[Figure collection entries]
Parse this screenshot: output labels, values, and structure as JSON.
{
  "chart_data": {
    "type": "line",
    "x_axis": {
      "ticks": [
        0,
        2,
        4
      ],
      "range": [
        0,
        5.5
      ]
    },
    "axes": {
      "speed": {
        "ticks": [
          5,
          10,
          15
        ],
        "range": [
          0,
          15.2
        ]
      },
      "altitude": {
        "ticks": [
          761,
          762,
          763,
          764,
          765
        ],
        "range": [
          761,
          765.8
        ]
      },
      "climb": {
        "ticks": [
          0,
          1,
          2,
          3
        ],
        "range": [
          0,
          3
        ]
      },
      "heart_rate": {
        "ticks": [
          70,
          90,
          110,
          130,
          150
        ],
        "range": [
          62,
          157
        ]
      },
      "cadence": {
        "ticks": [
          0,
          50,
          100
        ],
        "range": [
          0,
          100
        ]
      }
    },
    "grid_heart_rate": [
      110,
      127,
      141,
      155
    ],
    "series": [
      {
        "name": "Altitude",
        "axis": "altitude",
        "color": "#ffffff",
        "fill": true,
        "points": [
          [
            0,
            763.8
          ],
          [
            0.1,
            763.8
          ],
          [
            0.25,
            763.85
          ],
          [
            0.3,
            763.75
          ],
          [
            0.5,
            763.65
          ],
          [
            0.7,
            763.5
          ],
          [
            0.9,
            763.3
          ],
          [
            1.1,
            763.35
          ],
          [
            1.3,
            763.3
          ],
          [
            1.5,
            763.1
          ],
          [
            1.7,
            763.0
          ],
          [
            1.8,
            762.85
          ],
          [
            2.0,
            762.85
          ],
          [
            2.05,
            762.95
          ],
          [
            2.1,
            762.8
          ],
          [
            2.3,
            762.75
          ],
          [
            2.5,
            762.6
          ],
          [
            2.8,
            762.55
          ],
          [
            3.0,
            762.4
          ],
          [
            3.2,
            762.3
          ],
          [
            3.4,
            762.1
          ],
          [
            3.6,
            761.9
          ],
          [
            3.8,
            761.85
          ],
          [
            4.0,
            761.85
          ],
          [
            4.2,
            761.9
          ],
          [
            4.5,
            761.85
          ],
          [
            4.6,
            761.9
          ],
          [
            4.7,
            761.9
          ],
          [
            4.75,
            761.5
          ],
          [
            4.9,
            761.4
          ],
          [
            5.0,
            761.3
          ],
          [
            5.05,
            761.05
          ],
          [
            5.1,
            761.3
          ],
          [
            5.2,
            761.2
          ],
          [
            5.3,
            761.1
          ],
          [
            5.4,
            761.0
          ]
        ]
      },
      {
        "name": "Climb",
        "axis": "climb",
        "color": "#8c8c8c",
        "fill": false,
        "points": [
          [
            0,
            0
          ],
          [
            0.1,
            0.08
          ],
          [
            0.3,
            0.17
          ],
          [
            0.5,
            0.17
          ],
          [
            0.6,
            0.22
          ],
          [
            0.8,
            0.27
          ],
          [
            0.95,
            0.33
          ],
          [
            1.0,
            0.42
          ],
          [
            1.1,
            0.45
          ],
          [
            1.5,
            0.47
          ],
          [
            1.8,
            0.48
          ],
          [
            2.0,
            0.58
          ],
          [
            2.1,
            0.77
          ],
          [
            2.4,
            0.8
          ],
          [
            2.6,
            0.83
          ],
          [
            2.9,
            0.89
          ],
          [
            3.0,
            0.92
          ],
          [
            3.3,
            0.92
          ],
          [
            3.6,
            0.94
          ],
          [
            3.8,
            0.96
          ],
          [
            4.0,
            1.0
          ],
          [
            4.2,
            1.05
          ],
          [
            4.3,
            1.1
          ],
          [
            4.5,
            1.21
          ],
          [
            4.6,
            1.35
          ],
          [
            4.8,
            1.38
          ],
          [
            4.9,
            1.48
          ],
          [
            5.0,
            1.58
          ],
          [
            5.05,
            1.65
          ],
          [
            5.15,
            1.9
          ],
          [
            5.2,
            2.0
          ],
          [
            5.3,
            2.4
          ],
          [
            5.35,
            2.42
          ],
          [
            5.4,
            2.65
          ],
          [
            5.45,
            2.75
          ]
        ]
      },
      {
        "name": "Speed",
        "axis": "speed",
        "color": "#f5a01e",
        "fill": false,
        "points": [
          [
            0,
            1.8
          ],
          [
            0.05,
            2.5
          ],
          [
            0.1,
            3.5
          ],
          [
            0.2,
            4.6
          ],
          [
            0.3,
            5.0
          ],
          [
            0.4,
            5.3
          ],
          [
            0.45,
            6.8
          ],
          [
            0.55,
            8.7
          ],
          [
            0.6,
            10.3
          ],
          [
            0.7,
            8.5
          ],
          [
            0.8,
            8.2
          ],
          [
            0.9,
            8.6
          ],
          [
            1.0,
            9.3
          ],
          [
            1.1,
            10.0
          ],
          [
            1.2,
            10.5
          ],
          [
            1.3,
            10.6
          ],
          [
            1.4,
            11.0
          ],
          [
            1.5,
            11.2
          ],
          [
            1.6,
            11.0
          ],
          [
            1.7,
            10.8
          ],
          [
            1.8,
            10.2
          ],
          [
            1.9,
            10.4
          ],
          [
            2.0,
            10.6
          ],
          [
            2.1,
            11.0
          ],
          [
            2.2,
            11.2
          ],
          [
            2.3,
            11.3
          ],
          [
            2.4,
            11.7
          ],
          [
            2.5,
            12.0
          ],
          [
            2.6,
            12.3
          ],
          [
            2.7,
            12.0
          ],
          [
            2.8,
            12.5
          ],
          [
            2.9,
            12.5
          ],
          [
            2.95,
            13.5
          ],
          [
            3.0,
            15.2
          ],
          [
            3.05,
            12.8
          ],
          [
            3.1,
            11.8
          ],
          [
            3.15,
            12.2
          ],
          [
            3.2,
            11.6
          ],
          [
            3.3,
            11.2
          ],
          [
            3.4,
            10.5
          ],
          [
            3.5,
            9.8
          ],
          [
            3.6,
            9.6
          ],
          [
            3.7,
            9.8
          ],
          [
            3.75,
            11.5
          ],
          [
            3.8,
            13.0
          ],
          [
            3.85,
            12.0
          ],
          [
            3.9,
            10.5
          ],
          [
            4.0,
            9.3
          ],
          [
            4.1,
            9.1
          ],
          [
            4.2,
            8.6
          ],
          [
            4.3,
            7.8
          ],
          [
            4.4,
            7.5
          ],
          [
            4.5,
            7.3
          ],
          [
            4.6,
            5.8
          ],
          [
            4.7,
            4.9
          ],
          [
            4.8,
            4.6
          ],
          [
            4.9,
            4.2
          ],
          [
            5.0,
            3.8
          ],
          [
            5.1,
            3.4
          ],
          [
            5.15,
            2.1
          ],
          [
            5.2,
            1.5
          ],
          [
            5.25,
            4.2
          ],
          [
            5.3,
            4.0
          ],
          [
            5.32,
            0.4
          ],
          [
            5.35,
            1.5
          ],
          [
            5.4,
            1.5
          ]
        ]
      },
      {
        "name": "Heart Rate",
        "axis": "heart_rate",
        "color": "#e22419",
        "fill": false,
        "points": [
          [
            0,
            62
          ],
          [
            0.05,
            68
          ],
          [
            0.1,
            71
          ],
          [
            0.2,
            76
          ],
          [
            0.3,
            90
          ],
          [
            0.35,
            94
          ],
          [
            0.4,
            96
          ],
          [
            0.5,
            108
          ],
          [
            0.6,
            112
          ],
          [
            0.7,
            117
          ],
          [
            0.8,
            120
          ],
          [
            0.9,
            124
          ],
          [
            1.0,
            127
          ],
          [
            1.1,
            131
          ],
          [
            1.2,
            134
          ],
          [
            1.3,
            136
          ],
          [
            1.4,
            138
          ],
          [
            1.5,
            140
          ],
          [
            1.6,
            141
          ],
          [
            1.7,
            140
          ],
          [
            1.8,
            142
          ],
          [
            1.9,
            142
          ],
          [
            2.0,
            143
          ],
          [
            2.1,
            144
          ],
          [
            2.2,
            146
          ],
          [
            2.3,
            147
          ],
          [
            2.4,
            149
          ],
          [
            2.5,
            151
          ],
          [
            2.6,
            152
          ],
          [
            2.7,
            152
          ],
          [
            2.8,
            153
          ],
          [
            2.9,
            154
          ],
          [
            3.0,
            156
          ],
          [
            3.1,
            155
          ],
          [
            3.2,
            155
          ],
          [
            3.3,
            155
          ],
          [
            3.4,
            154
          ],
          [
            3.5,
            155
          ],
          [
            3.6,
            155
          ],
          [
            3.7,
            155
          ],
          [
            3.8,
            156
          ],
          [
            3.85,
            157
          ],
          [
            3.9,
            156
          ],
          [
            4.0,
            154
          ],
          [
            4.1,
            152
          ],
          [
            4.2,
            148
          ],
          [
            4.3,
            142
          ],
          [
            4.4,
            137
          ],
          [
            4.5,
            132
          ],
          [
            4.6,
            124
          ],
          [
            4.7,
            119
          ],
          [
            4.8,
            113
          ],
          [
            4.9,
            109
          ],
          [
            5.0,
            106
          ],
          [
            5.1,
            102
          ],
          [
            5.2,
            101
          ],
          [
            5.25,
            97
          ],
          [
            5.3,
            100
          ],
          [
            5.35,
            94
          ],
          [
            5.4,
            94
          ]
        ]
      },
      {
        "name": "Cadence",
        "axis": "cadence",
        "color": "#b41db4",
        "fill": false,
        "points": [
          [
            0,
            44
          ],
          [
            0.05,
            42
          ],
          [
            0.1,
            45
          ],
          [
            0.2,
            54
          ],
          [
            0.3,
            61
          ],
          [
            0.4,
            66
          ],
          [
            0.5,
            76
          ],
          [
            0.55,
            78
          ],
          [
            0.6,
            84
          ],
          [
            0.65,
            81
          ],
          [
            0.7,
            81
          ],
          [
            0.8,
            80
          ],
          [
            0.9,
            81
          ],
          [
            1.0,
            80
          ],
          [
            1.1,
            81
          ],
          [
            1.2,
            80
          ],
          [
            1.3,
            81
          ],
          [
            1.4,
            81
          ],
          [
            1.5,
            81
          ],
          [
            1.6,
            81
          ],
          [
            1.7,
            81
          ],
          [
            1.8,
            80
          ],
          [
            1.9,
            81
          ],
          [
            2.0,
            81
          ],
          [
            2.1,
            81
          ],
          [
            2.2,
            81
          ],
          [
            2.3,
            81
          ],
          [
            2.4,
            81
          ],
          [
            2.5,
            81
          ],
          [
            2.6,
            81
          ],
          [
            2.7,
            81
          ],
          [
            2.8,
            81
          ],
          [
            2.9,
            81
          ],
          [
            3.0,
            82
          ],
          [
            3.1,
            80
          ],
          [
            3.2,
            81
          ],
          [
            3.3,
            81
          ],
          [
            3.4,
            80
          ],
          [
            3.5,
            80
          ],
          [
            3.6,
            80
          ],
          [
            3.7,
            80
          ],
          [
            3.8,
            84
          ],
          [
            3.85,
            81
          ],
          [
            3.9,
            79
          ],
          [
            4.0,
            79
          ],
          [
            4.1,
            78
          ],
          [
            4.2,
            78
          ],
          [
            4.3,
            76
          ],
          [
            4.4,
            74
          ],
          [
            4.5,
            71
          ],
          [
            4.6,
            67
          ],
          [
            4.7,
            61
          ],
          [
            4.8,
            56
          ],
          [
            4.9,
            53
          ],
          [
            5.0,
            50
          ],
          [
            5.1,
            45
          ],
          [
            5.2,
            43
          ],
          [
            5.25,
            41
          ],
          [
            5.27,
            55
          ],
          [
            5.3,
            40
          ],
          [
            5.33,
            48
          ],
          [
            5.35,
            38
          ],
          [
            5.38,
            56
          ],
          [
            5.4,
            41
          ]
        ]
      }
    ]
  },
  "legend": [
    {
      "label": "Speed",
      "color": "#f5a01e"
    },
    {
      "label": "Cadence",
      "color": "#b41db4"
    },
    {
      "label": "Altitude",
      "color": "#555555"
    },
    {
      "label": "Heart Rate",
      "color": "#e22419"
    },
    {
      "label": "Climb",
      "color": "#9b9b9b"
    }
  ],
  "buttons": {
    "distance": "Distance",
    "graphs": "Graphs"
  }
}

### Your goal
Find each line holding the string "color" and copy it out.

### Full solution
        "color": "#ffffff",
        "color": "#8c8c8c",
        "color": "#f5a01e",
        "color": "#e22419",
        "color": "#b41db4",
      "color": "#f5a01e"
      "color": "#b41db4"
      "color": "#555555"
      "color": "#e22419"
      "color": "#9b9b9b"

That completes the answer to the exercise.